**BRIEF**
In the entries below, find every line holding the string "orange" and collect it.

**DATASET RECORDS**
■ ■ ■
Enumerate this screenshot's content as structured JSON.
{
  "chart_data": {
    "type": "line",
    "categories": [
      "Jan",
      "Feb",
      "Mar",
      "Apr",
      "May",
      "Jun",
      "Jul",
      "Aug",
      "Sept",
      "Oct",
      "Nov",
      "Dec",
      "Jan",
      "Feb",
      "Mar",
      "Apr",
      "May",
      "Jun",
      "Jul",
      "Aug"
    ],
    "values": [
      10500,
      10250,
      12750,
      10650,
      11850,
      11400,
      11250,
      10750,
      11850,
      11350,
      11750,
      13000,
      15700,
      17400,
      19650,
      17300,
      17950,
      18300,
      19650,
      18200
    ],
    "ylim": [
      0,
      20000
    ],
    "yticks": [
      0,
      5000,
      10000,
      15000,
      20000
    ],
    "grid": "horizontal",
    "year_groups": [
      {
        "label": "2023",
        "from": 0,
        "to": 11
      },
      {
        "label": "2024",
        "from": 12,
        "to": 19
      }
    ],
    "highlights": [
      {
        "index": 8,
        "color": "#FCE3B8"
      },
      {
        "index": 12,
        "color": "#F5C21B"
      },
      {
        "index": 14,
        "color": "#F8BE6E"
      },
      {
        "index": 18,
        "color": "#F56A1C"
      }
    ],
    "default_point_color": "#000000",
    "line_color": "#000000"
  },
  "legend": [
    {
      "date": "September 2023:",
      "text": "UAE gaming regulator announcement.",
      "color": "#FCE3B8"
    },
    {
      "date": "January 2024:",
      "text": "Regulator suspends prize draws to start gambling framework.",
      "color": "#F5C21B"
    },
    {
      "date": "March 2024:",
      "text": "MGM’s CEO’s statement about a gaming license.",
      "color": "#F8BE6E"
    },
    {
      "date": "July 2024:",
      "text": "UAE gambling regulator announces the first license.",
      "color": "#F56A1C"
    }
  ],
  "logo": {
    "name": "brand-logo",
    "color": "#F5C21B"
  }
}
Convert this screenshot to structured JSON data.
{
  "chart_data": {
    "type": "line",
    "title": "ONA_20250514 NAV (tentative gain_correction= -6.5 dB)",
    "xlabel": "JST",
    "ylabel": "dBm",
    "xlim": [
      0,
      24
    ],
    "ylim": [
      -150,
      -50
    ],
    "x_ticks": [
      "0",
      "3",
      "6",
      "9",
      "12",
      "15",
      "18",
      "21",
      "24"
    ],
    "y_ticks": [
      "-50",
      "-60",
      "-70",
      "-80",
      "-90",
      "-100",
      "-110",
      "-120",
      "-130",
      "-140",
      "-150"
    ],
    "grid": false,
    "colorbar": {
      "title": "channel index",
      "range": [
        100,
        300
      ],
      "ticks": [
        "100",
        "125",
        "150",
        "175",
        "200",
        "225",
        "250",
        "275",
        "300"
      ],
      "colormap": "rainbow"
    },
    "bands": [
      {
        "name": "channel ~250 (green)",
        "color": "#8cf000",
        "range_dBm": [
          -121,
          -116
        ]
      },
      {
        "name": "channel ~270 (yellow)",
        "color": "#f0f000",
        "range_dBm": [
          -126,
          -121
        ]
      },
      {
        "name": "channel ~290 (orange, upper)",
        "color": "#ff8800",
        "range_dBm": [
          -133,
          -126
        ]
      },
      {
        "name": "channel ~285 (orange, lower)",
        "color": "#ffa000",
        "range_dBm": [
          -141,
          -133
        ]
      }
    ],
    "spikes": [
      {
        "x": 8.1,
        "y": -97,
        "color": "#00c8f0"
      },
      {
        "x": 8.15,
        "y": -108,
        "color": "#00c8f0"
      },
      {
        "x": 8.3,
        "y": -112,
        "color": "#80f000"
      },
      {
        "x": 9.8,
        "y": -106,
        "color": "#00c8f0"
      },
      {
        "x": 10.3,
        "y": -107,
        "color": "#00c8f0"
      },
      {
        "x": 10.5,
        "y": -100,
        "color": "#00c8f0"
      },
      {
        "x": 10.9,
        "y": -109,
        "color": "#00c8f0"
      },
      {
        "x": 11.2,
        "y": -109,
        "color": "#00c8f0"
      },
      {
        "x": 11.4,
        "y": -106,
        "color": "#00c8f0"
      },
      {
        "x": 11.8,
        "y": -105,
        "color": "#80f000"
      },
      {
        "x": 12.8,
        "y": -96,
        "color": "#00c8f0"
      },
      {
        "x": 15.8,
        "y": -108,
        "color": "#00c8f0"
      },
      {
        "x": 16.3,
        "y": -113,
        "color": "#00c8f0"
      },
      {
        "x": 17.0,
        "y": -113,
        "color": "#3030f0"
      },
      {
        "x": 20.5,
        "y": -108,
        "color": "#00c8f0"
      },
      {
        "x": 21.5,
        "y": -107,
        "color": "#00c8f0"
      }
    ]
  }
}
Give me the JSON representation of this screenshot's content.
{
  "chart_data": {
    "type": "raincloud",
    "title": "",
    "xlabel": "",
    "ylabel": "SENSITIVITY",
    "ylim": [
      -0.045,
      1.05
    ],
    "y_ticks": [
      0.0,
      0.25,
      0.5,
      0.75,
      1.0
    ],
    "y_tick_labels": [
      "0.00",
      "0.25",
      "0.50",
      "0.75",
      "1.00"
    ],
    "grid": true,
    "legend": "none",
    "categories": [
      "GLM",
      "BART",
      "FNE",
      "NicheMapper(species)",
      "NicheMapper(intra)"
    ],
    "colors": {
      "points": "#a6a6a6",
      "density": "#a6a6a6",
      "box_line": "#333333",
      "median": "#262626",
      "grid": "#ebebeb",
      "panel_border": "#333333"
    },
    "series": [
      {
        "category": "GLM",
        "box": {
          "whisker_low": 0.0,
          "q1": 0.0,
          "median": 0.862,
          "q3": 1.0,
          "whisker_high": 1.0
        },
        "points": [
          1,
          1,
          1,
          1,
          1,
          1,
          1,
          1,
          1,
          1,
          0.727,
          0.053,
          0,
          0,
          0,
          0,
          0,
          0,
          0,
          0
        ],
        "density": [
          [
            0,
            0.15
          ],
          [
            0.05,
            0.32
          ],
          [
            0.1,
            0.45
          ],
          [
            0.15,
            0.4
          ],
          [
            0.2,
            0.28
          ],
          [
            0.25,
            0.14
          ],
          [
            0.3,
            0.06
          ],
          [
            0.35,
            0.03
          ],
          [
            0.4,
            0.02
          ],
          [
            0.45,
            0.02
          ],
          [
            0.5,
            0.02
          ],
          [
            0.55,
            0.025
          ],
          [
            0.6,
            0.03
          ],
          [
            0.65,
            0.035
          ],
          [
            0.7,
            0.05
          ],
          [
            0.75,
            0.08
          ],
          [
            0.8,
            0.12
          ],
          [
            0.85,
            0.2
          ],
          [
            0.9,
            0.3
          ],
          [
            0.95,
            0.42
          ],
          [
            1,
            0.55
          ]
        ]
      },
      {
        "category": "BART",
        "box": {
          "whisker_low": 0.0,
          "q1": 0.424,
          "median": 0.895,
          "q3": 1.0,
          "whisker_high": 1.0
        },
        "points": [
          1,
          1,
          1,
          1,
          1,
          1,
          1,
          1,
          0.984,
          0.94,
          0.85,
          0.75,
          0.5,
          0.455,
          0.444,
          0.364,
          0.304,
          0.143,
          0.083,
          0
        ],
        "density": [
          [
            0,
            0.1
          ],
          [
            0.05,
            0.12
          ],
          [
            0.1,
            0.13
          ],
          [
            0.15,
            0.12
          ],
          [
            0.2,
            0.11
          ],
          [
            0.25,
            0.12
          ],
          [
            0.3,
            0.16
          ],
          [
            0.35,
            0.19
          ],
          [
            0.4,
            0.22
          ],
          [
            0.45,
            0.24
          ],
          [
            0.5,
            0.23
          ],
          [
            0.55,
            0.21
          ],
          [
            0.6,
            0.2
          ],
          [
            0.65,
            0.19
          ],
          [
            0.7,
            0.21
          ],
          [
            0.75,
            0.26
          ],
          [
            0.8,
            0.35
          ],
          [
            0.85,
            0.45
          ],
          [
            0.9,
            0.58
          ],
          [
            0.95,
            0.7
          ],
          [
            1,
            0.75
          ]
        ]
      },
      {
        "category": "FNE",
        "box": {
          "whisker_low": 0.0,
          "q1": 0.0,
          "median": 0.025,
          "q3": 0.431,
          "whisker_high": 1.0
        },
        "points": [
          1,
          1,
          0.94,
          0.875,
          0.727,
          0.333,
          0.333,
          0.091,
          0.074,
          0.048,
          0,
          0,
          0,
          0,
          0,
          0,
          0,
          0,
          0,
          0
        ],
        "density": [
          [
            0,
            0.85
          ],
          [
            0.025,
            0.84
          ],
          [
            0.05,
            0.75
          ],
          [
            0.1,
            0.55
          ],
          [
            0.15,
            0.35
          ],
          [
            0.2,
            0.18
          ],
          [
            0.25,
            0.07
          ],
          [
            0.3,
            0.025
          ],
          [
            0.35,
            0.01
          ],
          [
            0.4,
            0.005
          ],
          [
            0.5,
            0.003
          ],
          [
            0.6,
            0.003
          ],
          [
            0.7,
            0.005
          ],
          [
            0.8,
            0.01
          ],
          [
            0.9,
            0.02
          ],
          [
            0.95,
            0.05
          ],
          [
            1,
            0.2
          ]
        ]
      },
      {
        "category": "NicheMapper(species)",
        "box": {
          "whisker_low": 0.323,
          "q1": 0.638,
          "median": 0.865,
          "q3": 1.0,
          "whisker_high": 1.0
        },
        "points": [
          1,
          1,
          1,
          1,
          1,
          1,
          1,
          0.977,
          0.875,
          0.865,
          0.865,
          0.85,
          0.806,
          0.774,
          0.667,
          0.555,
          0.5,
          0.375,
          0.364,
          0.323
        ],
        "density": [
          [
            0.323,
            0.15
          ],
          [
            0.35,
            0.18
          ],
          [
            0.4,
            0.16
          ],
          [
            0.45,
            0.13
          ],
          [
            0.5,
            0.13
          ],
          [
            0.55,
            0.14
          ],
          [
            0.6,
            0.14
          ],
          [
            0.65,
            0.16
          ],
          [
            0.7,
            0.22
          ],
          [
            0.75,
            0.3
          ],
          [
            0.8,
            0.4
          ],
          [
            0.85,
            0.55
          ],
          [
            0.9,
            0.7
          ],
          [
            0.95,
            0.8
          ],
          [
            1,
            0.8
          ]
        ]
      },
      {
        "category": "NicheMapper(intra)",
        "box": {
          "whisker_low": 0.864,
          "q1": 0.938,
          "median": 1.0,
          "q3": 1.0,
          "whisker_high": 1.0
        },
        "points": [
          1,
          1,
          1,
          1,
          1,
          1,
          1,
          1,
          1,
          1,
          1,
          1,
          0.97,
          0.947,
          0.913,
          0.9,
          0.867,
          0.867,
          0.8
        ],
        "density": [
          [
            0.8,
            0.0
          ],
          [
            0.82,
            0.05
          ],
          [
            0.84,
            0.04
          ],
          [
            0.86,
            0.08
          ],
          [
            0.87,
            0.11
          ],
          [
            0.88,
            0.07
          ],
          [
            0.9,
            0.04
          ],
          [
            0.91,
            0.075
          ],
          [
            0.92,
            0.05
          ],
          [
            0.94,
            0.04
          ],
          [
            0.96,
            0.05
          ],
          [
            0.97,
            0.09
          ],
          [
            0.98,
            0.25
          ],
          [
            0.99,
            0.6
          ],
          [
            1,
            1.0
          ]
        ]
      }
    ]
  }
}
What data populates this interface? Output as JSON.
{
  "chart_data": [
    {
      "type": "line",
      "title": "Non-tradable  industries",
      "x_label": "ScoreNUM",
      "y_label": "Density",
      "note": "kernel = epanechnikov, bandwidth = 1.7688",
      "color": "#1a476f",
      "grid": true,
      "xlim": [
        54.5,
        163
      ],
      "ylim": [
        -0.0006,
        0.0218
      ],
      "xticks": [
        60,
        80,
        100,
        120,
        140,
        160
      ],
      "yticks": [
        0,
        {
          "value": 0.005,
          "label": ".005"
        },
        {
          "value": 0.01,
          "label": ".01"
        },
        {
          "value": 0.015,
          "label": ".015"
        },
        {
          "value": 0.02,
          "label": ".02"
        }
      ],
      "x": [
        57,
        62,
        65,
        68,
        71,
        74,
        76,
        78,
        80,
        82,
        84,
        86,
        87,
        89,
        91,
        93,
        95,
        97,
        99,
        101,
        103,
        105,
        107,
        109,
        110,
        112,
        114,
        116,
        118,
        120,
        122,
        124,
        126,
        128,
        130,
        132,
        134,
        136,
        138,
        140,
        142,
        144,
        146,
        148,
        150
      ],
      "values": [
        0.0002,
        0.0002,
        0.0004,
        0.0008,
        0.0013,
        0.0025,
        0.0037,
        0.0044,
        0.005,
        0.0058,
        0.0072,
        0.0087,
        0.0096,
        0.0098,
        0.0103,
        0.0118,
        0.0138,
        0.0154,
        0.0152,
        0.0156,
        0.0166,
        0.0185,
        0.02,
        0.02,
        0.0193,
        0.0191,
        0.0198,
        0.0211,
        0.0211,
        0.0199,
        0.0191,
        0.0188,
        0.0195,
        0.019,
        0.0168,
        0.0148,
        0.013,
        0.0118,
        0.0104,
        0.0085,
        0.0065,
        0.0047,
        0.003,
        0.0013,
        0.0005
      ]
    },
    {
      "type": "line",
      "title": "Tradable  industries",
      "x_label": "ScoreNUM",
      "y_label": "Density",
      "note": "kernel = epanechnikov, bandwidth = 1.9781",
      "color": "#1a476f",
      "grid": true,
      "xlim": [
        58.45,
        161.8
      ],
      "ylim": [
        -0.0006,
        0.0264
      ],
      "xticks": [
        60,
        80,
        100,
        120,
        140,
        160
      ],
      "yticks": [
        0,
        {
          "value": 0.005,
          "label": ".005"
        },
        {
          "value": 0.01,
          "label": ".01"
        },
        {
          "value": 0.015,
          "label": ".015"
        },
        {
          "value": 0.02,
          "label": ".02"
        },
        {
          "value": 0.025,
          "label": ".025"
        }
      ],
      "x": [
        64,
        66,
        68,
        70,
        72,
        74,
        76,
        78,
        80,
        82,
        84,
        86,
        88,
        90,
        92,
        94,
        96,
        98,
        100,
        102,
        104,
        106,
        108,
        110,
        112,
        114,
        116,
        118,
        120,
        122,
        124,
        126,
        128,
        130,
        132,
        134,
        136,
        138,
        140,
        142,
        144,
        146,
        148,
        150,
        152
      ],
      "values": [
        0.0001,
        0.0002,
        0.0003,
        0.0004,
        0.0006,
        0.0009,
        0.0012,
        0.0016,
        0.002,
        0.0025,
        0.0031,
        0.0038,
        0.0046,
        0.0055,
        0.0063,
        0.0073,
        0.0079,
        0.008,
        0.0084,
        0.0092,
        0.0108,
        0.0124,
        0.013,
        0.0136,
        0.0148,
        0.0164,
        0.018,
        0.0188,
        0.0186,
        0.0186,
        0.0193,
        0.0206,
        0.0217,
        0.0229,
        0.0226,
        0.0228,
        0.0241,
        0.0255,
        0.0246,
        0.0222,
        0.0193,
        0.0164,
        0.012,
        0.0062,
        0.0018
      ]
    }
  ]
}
■ ■ ■
**THE OUTPUT**
        "name": "channel ~290 (orange, upper)",
        "name": "channel ~285 (orange, lower)",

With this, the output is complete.